▸ THE TASK: Everything from the line containing "Convert this chart" to the last line of the records must be returned verbatim; nothing else belongs in the output.

++++

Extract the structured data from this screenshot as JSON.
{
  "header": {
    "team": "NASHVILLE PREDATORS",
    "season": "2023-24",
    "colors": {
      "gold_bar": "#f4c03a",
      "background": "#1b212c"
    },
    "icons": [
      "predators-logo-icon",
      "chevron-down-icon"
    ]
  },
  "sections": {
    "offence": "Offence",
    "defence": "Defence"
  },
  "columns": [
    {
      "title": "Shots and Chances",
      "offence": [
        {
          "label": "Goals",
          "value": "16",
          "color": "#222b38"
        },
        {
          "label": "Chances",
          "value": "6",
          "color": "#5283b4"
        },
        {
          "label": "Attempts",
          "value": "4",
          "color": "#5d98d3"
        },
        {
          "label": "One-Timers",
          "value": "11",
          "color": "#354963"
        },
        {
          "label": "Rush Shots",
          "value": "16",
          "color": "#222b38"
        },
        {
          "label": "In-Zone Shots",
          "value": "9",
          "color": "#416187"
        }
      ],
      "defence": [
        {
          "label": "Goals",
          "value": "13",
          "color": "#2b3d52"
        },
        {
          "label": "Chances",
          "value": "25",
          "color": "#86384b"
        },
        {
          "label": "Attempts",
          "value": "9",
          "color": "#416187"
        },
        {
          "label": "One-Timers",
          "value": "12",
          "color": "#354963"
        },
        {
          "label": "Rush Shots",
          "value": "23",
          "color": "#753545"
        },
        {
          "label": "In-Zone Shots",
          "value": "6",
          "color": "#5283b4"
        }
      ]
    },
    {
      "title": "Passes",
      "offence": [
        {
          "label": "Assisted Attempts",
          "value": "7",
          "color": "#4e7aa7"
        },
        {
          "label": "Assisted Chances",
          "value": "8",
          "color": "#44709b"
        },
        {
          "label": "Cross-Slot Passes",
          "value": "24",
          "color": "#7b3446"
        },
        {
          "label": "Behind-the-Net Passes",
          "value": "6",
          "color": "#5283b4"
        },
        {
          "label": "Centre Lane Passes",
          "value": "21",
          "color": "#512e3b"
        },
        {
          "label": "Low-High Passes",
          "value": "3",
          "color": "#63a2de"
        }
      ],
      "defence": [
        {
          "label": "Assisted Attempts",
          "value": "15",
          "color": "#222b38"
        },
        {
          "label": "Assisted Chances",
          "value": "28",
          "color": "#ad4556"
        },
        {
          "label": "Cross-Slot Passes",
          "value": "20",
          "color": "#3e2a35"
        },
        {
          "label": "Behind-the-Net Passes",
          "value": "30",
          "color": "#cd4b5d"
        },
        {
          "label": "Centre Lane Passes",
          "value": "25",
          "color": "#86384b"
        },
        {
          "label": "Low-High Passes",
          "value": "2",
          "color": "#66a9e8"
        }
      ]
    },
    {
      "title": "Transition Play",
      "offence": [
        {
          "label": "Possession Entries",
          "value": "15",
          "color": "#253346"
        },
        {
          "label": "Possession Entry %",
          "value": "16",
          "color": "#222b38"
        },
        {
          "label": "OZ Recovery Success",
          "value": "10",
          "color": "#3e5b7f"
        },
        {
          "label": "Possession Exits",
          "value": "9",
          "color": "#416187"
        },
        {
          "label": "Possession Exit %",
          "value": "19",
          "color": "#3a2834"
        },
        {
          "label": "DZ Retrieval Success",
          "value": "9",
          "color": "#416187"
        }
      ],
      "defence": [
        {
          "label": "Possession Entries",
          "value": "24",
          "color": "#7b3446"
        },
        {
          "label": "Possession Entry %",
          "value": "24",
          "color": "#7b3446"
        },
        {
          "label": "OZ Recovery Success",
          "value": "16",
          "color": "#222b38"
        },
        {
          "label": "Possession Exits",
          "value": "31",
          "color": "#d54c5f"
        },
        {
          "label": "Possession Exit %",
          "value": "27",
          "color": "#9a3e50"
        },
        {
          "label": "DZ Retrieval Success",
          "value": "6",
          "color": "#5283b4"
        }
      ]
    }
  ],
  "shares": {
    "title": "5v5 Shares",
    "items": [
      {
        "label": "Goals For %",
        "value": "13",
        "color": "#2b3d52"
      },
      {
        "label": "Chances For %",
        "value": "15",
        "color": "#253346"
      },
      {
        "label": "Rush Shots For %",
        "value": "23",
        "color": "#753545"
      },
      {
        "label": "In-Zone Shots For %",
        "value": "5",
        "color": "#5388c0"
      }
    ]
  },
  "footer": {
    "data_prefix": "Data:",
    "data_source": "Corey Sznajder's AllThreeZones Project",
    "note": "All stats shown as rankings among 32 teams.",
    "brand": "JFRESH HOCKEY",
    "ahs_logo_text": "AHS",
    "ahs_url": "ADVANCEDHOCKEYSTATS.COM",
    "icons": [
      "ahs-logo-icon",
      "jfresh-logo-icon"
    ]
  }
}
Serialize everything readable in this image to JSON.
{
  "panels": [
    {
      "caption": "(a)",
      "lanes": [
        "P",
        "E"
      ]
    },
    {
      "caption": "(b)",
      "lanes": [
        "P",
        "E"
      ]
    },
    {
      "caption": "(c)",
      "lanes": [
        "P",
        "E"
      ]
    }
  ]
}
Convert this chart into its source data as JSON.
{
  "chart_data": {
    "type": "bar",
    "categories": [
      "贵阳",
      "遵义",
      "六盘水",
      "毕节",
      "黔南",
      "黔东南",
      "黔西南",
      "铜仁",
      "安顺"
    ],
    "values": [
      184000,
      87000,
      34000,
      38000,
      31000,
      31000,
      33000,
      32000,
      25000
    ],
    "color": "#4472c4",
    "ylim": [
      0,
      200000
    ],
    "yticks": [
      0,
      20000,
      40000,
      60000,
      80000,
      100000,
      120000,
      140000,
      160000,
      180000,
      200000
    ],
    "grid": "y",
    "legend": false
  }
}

++++

▸ SOLUTION FOR THIS TASK:
Convert this chart into its source data as JSON.
{
  "chart_data": {
    "type": "bar",
    "categories": [
      "贵阳",
      "遵义",
      "六盘水",
      "毕节",
      "黔南",
      "黔东南",
      "黔西南",
      "铜仁",
      "安顺"
    ],
    "values": [
      184000,
      87000,
      34000,
      38000,
      31000,
      31000,
      33000,
      32000,
      25000
    ],
    "color": "#4472c4",
    "ylim": [
      0,
      200000
    ],
    "yticks": [
      0,
      20000,
      40000,
      60000,
      80000,
      100000,
      120000,
      140000,
      160000,
      180000,
      200000
    ],
    "grid": "y",
    "legend": false
  }
}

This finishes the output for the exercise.